++++ SUPPLIED DATA ++++

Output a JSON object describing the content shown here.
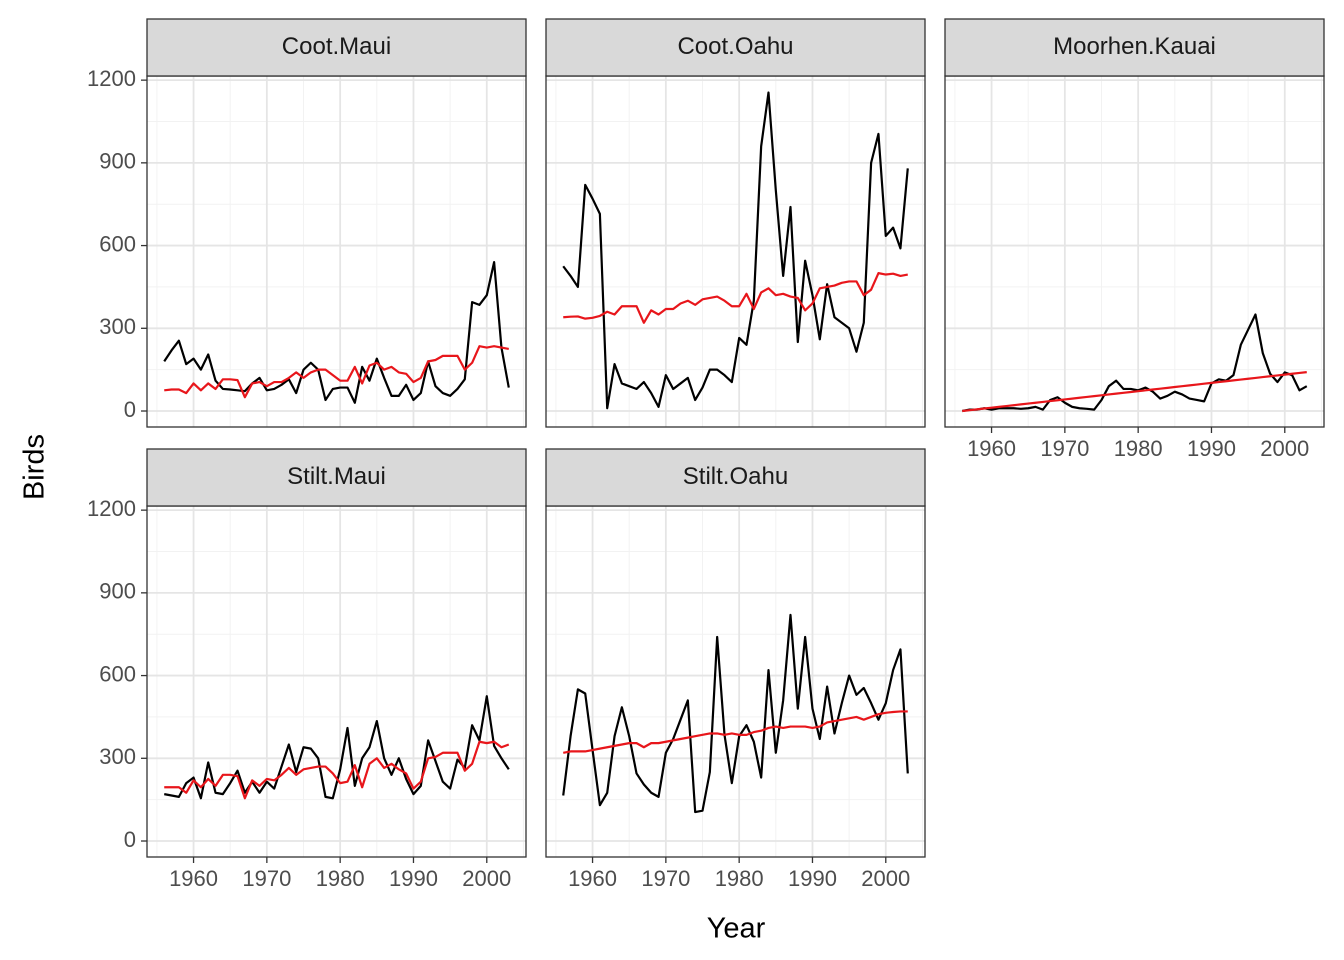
{
  "chart_data": {
    "type": "line",
    "x_label": "Year",
    "y_label": "Birds",
    "xlim": [
      1953.65,
      2005.35
    ],
    "ylim": [
      -58,
      1215
    ],
    "xticks": [
      1960,
      1970,
      1980,
      1990,
      2000
    ],
    "yticks": [
      0,
      300,
      600,
      900,
      1200
    ],
    "xminor": [
      1955,
      1965,
      1975,
      1985,
      1995,
      2005
    ],
    "yminor": [
      150,
      450,
      750,
      1050
    ],
    "grid": true,
    "columns": 3,
    "x": [
      1956,
      1957,
      1958,
      1959,
      1960,
      1961,
      1962,
      1963,
      1964,
      1965,
      1966,
      1967,
      1968,
      1969,
      1970,
      1971,
      1972,
      1973,
      1974,
      1975,
      1976,
      1977,
      1978,
      1979,
      1980,
      1981,
      1982,
      1983,
      1984,
      1985,
      1986,
      1987,
      1988,
      1989,
      1990,
      1991,
      1992,
      1993,
      1994,
      1995,
      1996,
      1997,
      1998,
      1999,
      2000,
      2001,
      2002,
      2003
    ],
    "panels": [
      {
        "title": "Coot.Maui",
        "series": [
          {
            "color": "#000000",
            "values": [
              180,
              220,
              255,
              170,
              190,
              150,
              205,
              110,
              80,
              78,
              75,
              72,
              100,
              120,
              75,
              80,
              95,
              115,
              65,
              150,
              175,
              150,
              40,
              80,
              85,
              85,
              30,
              160,
              110,
              190,
              120,
              55,
              55,
              95,
              40,
              65,
              180,
              90,
              65,
              55,
              80,
              115,
              395,
              385,
              420,
              540,
              230,
              85
            ]
          },
          {
            "color": "#e8161b",
            "values": [
              75,
              78,
              78,
              65,
              100,
              75,
              100,
              80,
              115,
              115,
              112,
              50,
              100,
              105,
              90,
              105,
              105,
              120,
              140,
              120,
              140,
              150,
              150,
              130,
              110,
              110,
              160,
              100,
              165,
              175,
              150,
              160,
              140,
              135,
              105,
              120,
              180,
              185,
              200,
              200,
              200,
              150,
              175,
              235,
              230,
              235,
              230,
              225
            ]
          }
        ]
      },
      {
        "title": "Coot.Oahu",
        "series": [
          {
            "color": "#000000",
            "values": [
              525,
              490,
              450,
              820,
              770,
              715,
              10,
              170,
              100,
              90,
              80,
              105,
              65,
              15,
              130,
              80,
              100,
              120,
              40,
              85,
              150,
              150,
              130,
              105,
              265,
              240,
              400,
              960,
              1155,
              800,
              490,
              740,
              250,
              545,
              420,
              260,
              460,
              340,
              320,
              300,
              215,
              320,
              900,
              1005,
              635,
              665,
              590,
              880
            ]
          },
          {
            "color": "#e8161b",
            "values": [
              340,
              342,
              343,
              335,
              338,
              345,
              360,
              350,
              380,
              380,
              380,
              320,
              365,
              350,
              370,
              370,
              390,
              400,
              385,
              405,
              410,
              415,
              400,
              380,
              380,
              425,
              370,
              430,
              445,
              420,
              425,
              415,
              410,
              365,
              390,
              445,
              450,
              455,
              465,
              470,
              470,
              420,
              440,
              500,
              495,
              498,
              490,
              495
            ]
          }
        ]
      },
      {
        "title": "Moorhen.Kauai",
        "series": [
          {
            "color": "#000000",
            "values": [
              0,
              5,
              5,
              10,
              5,
              10,
              10,
              10,
              8,
              10,
              15,
              5,
              40,
              50,
              30,
              15,
              10,
              8,
              5,
              40,
              90,
              110,
              80,
              80,
              75,
              85,
              70,
              45,
              55,
              70,
              60,
              45,
              40,
              35,
              100,
              115,
              110,
              130,
              240,
              295,
              350,
              210,
              135,
              105,
              140,
              130,
              75,
              90
            ]
          },
          {
            "color": "#e8161b",
            "values": [
              0,
              3,
              6,
              9,
              12,
              15,
              18,
              21,
              24,
              27,
              30,
              33,
              36,
              39,
              42,
              45,
              48,
              51,
              54,
              57,
              60,
              63,
              66,
              69,
              72,
              75,
              78,
              81,
              84,
              87,
              90,
              93,
              96,
              99,
              102,
              105,
              108,
              111,
              114,
              117,
              120,
              123,
              126,
              129,
              132,
              135,
              138,
              141
            ]
          }
        ]
      },
      {
        "title": "Stilt.Maui",
        "series": [
          {
            "color": "#000000",
            "values": [
              170,
              165,
              160,
              210,
              230,
              155,
              285,
              175,
              170,
              210,
              255,
              175,
              215,
              175,
              215,
              190,
              270,
              350,
              250,
              340,
              335,
              300,
              160,
              155,
              260,
              410,
              200,
              300,
              340,
              435,
              300,
              240,
              300,
              225,
              170,
              200,
              365,
              290,
              215,
              190,
              295,
              265,
              420,
              365,
              525,
              345,
              300,
              260
            ]
          },
          {
            "color": "#e8161b",
            "values": [
              195,
              195,
              195,
              175,
              220,
              195,
              225,
              200,
              240,
              240,
              235,
              155,
              220,
              200,
              225,
              220,
              240,
              265,
              240,
              260,
              265,
              270,
              270,
              245,
              210,
              215,
              275,
              195,
              280,
              300,
              265,
              280,
              260,
              245,
              190,
              215,
              300,
              305,
              320,
              320,
              320,
              255,
              280,
              360,
              355,
              360,
              340,
              350
            ]
          }
        ]
      },
      {
        "title": "Stilt.Oahu",
        "series": [
          {
            "color": "#000000",
            "values": [
              165,
              380,
              550,
              535,
              330,
              130,
              175,
              380,
              485,
              380,
              245,
              205,
              175,
              160,
              320,
              370,
              440,
              510,
              105,
              110,
              250,
              740,
              385,
              210,
              380,
              420,
              360,
              230,
              620,
              320,
              510,
              820,
              480,
              740,
              480,
              370,
              560,
              390,
              500,
              600,
              530,
              555,
              500,
              440,
              500,
              620,
              695,
              245
            ]
          },
          {
            "color": "#e8161b",
            "values": [
              320,
              325,
              325,
              325,
              330,
              335,
              340,
              345,
              350,
              355,
              355,
              340,
              355,
              355,
              360,
              365,
              370,
              375,
              380,
              385,
              390,
              390,
              385,
              390,
              385,
              385,
              395,
              400,
              410,
              415,
              410,
              415,
              415,
              415,
              410,
              415,
              430,
              435,
              440,
              445,
              450,
              440,
              450,
              460,
              465,
              468,
              470,
              470
            ]
          }
        ]
      }
    ]
  }
}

++++

**EXERCISE DETAILS:** Repeat the records word for word. Any picture in them should be left out.

**CORRECT RESULT:**
Output a JSON object describing the content shown here.
{
  "chart_data": {
    "type": "line",
    "x_label": "Year",
    "y_label": "Birds",
    "xlim": [
      1953.65,
      2005.35
    ],
    "ylim": [
      -58,
      1215
    ],
    "xticks": [
      1960,
      1970,
      1980,
      1990,
      2000
    ],
    "yticks": [
      0,
      300,
      600,
      900,
      1200
    ],
    "xminor": [
      1955,
      1965,
      1975,
      1985,
      1995,
      2005
    ],
    "yminor": [
      150,
      450,
      750,
      1050
    ],
    "grid": true,
    "columns": 3,
    "x": [
      1956,
      1957,
      1958,
      1959,
      1960,
      1961,
      1962,
      1963,
      1964,
      1965,
      1966,
      1967,
      1968,
      1969,
      1970,
      1971,
      1972,
      1973,
      1974,
      1975,
      1976,
      1977,
      1978,
      1979,
      1980,
      1981,
      1982,
      1983,
      1984,
      1985,
      1986,
      1987,
      1988,
      1989,
      1990,
      1991,
      1992,
      1993,
      1994,
      1995,
      1996,
      1997,
      1998,
      1999,
      2000,
      2001,
      2002,
      2003
    ],
    "panels": [
      {
        "title": "Coot.Maui",
        "series": [
          {
            "color": "#000000",
            "values": [
              180,
              220,
              255,
              170,
              190,
              150,
              205,
              110,
              80,
              78,
              75,
              72,
              100,
              120,
              75,
              80,
              95,
              115,
              65,
              150,
              175,
              150,
              40,
              80,
              85,
              85,
              30,
              160,
              110,
              190,
              120,
              55,
              55,
              95,
              40,
              65,
              180,
              90,
              65,
              55,
              80,
              115,
              395,
              385,
              420,
              540,
              230,
              85
            ]
          },
          {
            "color": "#e8161b",
            "values": [
              75,
              78,
              78,
              65,
              100,
              75,
              100,
              80,
              115,
              115,
              112,
              50,
              100,
              105,
              90,
              105,
              105,
              120,
              140,
              120,
              140,
              150,
              150,
              130,
              110,
              110,
              160,
              100,
              165,
              175,
              150,
              160,
              140,
              135,
              105,
              120,
              180,
              185,
              200,
              200,
              200,
              150,
              175,
              235,
              230,
              235,
              230,
              225
            ]
          }
        ]
      },
      {
        "title": "Coot.Oahu",
        "series": [
          {
            "color": "#000000",
            "values": [
              525,
              490,
              450,
              820,
              770,
              715,
              10,
              170,
              100,
              90,
              80,
              105,
              65,
              15,
              130,
              80,
              100,
              120,
              40,
              85,
              150,
              150,
              130,
              105,
              265,
              240,
              400,
              960,
              1155,
              800,
              490,
              740,
              250,
              545,
              420,
              260,
              460,
              340,
              320,
              300,
              215,
              320,
              900,
              1005,
              635,
              665,
              590,
              880
            ]
          },
          {
            "color": "#e8161b",
            "values": [
              340,
              342,
              343,
              335,
              338,
              345,
              360,
              350,
              380,
              380,
              380,
              320,
              365,
              350,
              370,
              370,
              390,
              400,
              385,
              405,
              410,
              415,
              400,
              380,
              380,
              425,
              370,
              430,
              445,
              420,
              425,
              415,
              410,
              365,
              390,
              445,
              450,
              455,
              465,
              470,
              470,
              420,
              440,
              500,
              495,
              498,
              490,
              495
            ]
          }
        ]
      },
      {
        "title": "Moorhen.Kauai",
        "series": [
          {
            "color": "#000000",
            "values": [
              0,
              5,
              5,
              10,
              5,
              10,
              10,
              10,
              8,
              10,
              15,
              5,
              40,
              50,
              30,
              15,
              10,
              8,
              5,
              40,
              90,
              110,
              80,
              80,
              75,
              85,
              70,
              45,
              55,
              70,
              60,
              45,
              40,
              35,
              100,
              115,
              110,
              130,
              240,
              295,
              350,
              210,
              135,
              105,
              140,
              130,
              75,
              90
            ]
          },
          {
            "color": "#e8161b",
            "values": [
              0,
              3,
              6,
              9,
              12,
              15,
              18,
              21,
              24,
              27,
              30,
              33,
              36,
              39,
              42,
              45,
              48,
              51,
              54,
              57,
              60,
              63,
              66,
              69,
              72,
              75,
              78,
              81,
              84,
              87,
              90,
              93,
              96,
              99,
              102,
              105,
              108,
              111,
              114,
              117,
              120,
              123,
              126,
              129,
              132,
              135,
              138,
              141
            ]
          }
        ]
      },
      {
        "title": "Stilt.Maui",
        "series": [
          {
            "color": "#000000",
            "values": [
              170,
              165,
              160,
              210,
              230,
              155,
              285,
              175,
              170,
              210,
              255,
              175,
              215,
              175,
              215,
              190,
              270,
              350,
              250,
              340,
              335,
              300,
              160,
              155,
              260,
              410,
              200,
              300,
              340,
              435,
              300,
              240,
              300,
              225,
              170,
              200,
              365,
              290,
              215,
              190,
              295,
              265,
              420,
              365,
              525,
              345,
              300,
              260
            ]
          },
          {
            "color": "#e8161b",
            "values": [
              195,
              195,
              195,
              175,
              220,
              195,
              225,
              200,
              240,
              240,
              235,
              155,
              220,
              200,
              225,
              220,
              240,
              265,
              240,
              260,
              265,
              270,
              270,
              245,
              210,
              215,
              275,
              195,
              280,
              300,
              265,
              280,
              260,
              245,
              190,
              215,
              300,
              305,
              320,
              320,
              320,
              255,
              280,
              360,
              355,
              360,
              340,
              350
            ]
          }
        ]
      },
      {
        "title": "Stilt.Oahu",
        "series": [
          {
            "color": "#000000",
            "values": [
              165,
              380,
              550,
              535,
              330,
              130,
              175,
              380,
              485,
              380,
              245,
              205,
              175,
              160,
              320,
              370,
              440,
              510,
              105,
              110,
              250,
              740,
              385,
              210,
              380,
              420,
              360,
              230,
              620,
              320,
              510,
              820,
              480,
              740,
              480,
              370,
              560,
              390,
              500,
              600,
              530,
              555,
              500,
              440,
              500,
              620,
              695,
              245
            ]
          },
          {
            "color": "#e8161b",
            "values": [
              320,
              325,
              325,
              325,
              330,
              335,
              340,
              345,
              350,
              355,
              355,
              340,
              355,
              355,
              360,
              365,
              370,
              375,
              380,
              385,
              390,
              390,
              385,
              390,
              385,
              385,
              395,
              400,
              410,
              415,
              410,
              415,
              415,
              415,
              410,
              415,
              430,
              435,
              440,
              445,
              450,
              440,
              450,
              460,
              465,
              468,
              470,
              470
            ]
          }
        ]
      }
    ]
  }
}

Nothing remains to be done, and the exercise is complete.